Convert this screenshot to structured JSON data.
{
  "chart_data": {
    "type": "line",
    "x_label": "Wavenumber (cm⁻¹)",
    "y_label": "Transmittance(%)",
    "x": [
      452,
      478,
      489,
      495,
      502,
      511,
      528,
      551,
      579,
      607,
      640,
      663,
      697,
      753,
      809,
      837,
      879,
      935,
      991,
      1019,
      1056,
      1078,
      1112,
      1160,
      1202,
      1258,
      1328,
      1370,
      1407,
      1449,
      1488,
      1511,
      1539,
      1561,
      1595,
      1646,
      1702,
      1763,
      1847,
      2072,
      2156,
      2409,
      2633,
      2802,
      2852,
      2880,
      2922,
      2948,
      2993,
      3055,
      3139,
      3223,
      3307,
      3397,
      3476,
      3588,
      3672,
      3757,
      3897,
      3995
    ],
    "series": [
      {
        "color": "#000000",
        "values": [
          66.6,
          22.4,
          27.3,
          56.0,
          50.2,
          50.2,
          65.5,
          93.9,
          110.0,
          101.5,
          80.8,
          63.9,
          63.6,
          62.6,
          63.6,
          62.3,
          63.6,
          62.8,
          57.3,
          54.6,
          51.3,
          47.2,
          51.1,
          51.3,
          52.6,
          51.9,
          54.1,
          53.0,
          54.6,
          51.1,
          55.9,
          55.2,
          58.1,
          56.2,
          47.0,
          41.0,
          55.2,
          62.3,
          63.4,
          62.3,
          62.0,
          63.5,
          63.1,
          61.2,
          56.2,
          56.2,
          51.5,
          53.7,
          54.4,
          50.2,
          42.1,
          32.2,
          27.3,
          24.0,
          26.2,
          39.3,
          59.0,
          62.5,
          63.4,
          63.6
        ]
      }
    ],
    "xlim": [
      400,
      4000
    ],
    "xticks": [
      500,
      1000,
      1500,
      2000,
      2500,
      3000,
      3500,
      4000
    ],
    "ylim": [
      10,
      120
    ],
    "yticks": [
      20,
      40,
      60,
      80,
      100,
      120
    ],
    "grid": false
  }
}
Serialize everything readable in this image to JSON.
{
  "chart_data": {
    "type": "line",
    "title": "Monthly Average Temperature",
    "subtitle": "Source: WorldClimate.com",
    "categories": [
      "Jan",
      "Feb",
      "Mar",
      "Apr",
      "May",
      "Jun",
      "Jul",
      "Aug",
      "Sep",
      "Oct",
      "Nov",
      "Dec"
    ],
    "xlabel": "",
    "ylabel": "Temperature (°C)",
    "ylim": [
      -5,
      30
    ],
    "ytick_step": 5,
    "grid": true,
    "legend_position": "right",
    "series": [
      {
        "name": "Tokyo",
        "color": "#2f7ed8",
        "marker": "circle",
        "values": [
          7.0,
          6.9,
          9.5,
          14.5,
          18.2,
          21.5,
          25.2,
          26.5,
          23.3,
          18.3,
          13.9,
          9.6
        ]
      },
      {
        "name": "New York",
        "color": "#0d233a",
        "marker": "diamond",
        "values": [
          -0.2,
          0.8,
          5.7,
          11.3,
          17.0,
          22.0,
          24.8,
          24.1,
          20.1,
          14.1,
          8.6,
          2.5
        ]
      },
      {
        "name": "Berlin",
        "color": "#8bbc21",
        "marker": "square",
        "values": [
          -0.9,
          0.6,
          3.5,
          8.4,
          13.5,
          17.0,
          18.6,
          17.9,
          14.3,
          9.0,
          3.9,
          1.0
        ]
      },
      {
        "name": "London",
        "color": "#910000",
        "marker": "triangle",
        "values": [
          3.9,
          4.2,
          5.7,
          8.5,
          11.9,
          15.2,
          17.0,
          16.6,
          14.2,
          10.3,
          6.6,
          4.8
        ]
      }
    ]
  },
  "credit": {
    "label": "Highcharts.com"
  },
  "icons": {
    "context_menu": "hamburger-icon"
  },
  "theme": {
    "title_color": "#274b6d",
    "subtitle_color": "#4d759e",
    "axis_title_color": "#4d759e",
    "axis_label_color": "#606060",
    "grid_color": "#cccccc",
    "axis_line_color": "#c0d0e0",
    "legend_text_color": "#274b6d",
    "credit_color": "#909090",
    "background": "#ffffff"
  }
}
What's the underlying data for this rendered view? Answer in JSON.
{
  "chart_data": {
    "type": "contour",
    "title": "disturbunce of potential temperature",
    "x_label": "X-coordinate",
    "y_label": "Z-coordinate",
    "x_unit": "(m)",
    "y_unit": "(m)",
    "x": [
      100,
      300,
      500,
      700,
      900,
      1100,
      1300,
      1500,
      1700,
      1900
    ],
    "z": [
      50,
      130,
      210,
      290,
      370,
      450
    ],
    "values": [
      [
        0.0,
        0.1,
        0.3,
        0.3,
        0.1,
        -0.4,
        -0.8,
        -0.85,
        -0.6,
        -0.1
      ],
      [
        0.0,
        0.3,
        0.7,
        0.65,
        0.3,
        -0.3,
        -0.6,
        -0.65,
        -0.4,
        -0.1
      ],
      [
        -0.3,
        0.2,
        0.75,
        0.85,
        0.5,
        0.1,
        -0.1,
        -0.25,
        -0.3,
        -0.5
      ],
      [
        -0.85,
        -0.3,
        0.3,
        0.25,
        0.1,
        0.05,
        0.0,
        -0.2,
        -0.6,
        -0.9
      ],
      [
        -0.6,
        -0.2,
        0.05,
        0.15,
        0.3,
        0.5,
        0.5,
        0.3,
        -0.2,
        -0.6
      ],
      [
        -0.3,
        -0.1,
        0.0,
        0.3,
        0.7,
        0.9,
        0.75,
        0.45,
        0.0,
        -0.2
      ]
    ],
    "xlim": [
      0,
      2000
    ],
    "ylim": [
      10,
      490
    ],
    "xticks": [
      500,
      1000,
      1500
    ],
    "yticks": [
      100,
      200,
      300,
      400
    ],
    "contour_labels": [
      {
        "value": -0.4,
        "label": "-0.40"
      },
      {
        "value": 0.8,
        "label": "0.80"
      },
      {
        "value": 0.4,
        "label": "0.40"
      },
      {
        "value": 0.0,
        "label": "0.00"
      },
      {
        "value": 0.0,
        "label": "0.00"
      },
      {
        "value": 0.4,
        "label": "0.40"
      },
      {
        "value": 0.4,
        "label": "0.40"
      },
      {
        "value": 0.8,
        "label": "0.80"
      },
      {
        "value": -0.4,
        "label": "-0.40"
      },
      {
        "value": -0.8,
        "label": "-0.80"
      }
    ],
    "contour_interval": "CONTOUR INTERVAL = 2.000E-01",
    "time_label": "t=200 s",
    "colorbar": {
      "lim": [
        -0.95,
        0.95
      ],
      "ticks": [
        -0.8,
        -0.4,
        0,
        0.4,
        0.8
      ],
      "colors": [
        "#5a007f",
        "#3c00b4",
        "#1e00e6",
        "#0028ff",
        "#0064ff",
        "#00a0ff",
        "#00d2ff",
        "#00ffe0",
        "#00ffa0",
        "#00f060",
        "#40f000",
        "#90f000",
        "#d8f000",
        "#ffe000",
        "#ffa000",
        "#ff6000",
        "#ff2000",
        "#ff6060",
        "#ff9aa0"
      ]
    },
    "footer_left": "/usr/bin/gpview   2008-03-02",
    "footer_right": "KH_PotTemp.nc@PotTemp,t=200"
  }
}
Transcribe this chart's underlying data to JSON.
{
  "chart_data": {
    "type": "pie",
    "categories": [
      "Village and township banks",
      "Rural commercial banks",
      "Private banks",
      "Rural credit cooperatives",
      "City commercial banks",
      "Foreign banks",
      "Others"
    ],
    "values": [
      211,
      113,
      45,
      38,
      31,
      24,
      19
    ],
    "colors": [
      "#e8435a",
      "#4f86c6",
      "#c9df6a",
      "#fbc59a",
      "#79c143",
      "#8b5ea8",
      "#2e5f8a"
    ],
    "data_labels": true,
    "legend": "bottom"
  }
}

____

## Exercise requirements
Reproduce all of the data exactly as given.

## Output of the task
Convert this screenshot to structured JSON data.
{
  "chart_data": {
    "type": "line",
    "x_label": "Wavenumber (cm⁻¹)",
    "y_label": "Transmittance(%)",
    "x": [
      452,
      478,
      489,
      495,
      502,
      511,
      528,
      551,
      579,
      607,
      640,
      663,
      697,
      753,
      809,
      837,
      879,
      935,
      991,
      1019,
      1056,
      1078,
      1112,
      1160,
      1202,
      1258,
      1328,
      1370,
      1407,
      1449,
      1488,
      1511,
      1539,
      1561,
      1595,
      1646,
      1702,
      1763,
      1847,
      2072,
      2156,
      2409,
      2633,
      2802,
      2852,
      2880,
      2922,
      2948,
      2993,
      3055,
      3139,
      3223,
      3307,
      3397,
      3476,
      3588,
      3672,
      3757,
      3897,
      3995
    ],
    "series": [
      {
        "color": "#000000",
        "values": [
          66.6,
          22.4,
          27.3,
          56.0,
          50.2,
          50.2,
          65.5,
          93.9,
          110.0,
          101.5,
          80.8,
          63.9,
          63.6,
          62.6,
          63.6,
          62.3,
          63.6,
          62.8,
          57.3,
          54.6,
          51.3,
          47.2,
          51.1,
          51.3,
          52.6,
          51.9,
          54.1,
          53.0,
          54.6,
          51.1,
          55.9,
          55.2,
          58.1,
          56.2,
          47.0,
          41.0,
          55.2,
          62.3,
          63.4,
          62.3,
          62.0,
          63.5,
          63.1,
          61.2,
          56.2,
          56.2,
          51.5,
          53.7,
          54.4,
          50.2,
          42.1,
          32.2,
          27.3,
          24.0,
          26.2,
          39.3,
          59.0,
          62.5,
          63.4,
          63.6
        ]
      }
    ],
    "xlim": [
      400,
      4000
    ],
    "xticks": [
      500,
      1000,
      1500,
      2000,
      2500,
      3000,
      3500,
      4000
    ],
    "ylim": [
      10,
      120
    ],
    "yticks": [
      20,
      40,
      60,
      80,
      100,
      120
    ],
    "grid": false
  }
}
Serialize everything readable in this image to JSON.
{
  "chart_data": {
    "type": "line",
    "title": "Monthly Average Temperature",
    "subtitle": "Source: WorldClimate.com",
    "categories": [
      "Jan",
      "Feb",
      "Mar",
      "Apr",
      "May",
      "Jun",
      "Jul",
      "Aug",
      "Sep",
      "Oct",
      "Nov",
      "Dec"
    ],
    "xlabel": "",
    "ylabel": "Temperature (°C)",
    "ylim": [
      -5,
      30
    ],
    "ytick_step": 5,
    "grid": true,
    "legend_position": "right",
    "series": [
      {
        "name": "Tokyo",
        "color": "#2f7ed8",
        "marker": "circle",
        "values": [
          7.0,
          6.9,
          9.5,
          14.5,
          18.2,
          21.5,
          25.2,
          26.5,
          23.3,
          18.3,
          13.9,
          9.6
        ]
      },
      {
        "name": "New York",
        "color": "#0d233a",
        "marker": "diamond",
        "values": [
          -0.2,
          0.8,
          5.7,
          11.3,
          17.0,
          22.0,
          24.8,
          24.1,
          20.1,
          14.1,
          8.6,
          2.5
        ]
      },
      {
        "name": "Berlin",
        "color": "#8bbc21",
        "marker": "square",
        "values": [
          -0.9,
          0.6,
          3.5,
          8.4,
          13.5,
          17.0,
          18.6,
          17.9,
          14.3,
          9.0,
          3.9,
          1.0
        ]
      },
      {
        "name": "London",
        "color": "#910000",
        "marker": "triangle",
        "values": [
          3.9,
          4.2,
          5.7,
          8.5,
          11.9,
          15.2,
          17.0,
          16.6,
          14.2,
          10.3,
          6.6,
          4.8
        ]
      }
    ]
  },
  "credit": {
    "label": "Highcharts.com"
  },
  "icons": {
    "context_menu": "hamburger-icon"
  },
  "theme": {
    "title_color": "#274b6d",
    "subtitle_color": "#4d759e",
    "axis_title_color": "#4d759e",
    "axis_label_color": "#606060",
    "grid_color": "#cccccc",
    "axis_line_color": "#c0d0e0",
    "legend_text_color": "#274b6d",
    "credit_color": "#909090",
    "background": "#ffffff"
  }
}
What's the underlying data for this rendered view? Answer in JSON.
{
  "chart_data": {
    "type": "contour",
    "title": "disturbunce of potential temperature",
    "x_label": "X-coordinate",
    "y_label": "Z-coordinate",
    "x_unit": "(m)",
    "y_unit": "(m)",
    "x": [
      100,
      300,
      500,
      700,
      900,
      1100,
      1300,
      1500,
      1700,
      1900
    ],
    "z": [
      50,
      130,
      210,
      290,
      370,
      450
    ],
    "values": [
      [
        0.0,
        0.1,
        0.3,
        0.3,
        0.1,
        -0.4,
        -0.8,
        -0.85,
        -0.6,
        -0.1
      ],
      [
        0.0,
        0.3,
        0.7,
        0.65,
        0.3,
        -0.3,
        -0.6,
        -0.65,
        -0.4,
        -0.1
      ],
      [
        -0.3,
        0.2,
        0.75,
        0.85,
        0.5,
        0.1,
        -0.1,
        -0.25,
        -0.3,
        -0.5
      ],
      [
        -0.85,
        -0.3,
        0.3,
        0.25,
        0.1,
        0.05,
        0.0,
        -0.2,
        -0.6,
        -0.9
      ],
      [
        -0.6,
        -0.2,
        0.05,
        0.15,
        0.3,
        0.5,
        0.5,
        0.3,
        -0.2,
        -0.6
      ],
      [
        -0.3,
        -0.1,
        0.0,
        0.3,
        0.7,
        0.9,
        0.75,
        0.45,
        0.0,
        -0.2
      ]
    ],
    "xlim": [
      0,
      2000
    ],
    "ylim": [
      10,
      490
    ],
    "xticks": [
      500,
      1000,
      1500
    ],
    "yticks": [
      100,
      200,
      300,
      400
    ],
    "contour_labels": [
      {
        "value": -0.4,
        "label": "-0.40"
      },
      {
        "value": 0.8,
        "label": "0.80"
      },
      {
        "value": 0.4,
        "label": "0.40"
      },
      {
        "value": 0.0,
        "label": "0.00"
      },
      {
        "value": 0.0,
        "label": "0.00"
      },
      {
        "value": 0.4,
        "label": "0.40"
      },
      {
        "value": 0.4,
        "label": "0.40"
      },
      {
        "value": 0.8,
        "label": "0.80"
      },
      {
        "value": -0.4,
        "label": "-0.40"
      },
      {
        "value": -0.8,
        "label": "-0.80"
      }
    ],
    "contour_interval": "CONTOUR INTERVAL = 2.000E-01",
    "time_label": "t=200 s",
    "colorbar": {
      "lim": [
        -0.95,
        0.95
      ],
      "ticks": [
        -0.8,
        -0.4,
        0,
        0.4,
        0.8
      ],
      "colors": [
        "#5a007f",
        "#3c00b4",
        "#1e00e6",
        "#0028ff",
        "#0064ff",
        "#00a0ff",
        "#00d2ff",
        "#00ffe0",
        "#00ffa0",
        "#00f060",
        "#40f000",
        "#90f000",
        "#d8f000",
        "#ffe000",
        "#ffa000",
        "#ff6000",
        "#ff2000",
        "#ff6060",
        "#ff9aa0"
      ]
    },
    "footer_left": "/usr/bin/gpview   2008-03-02",
    "footer_right": "KH_PotTemp.nc@PotTemp,t=200"
  }
}
Transcribe this chart's underlying data to JSON.
{
  "chart_data": {
    "type": "pie",
    "categories": [
      "Village and township banks",
      "Rural commercial banks",
      "Private banks",
      "Rural credit cooperatives",
      "City commercial banks",
      "Foreign banks",
      "Others"
    ],
    "values": [
      211,
      113,
      45,
      38,
      31,
      24,
      19
    ],
    "colors": [
      "#e8435a",
      "#4f86c6",
      "#c9df6a",
      "#fbc59a",
      "#79c143",
      "#8b5ea8",
      "#2e5f8a"
    ],
    "data_labels": true,
    "legend": "bottom"
  }
}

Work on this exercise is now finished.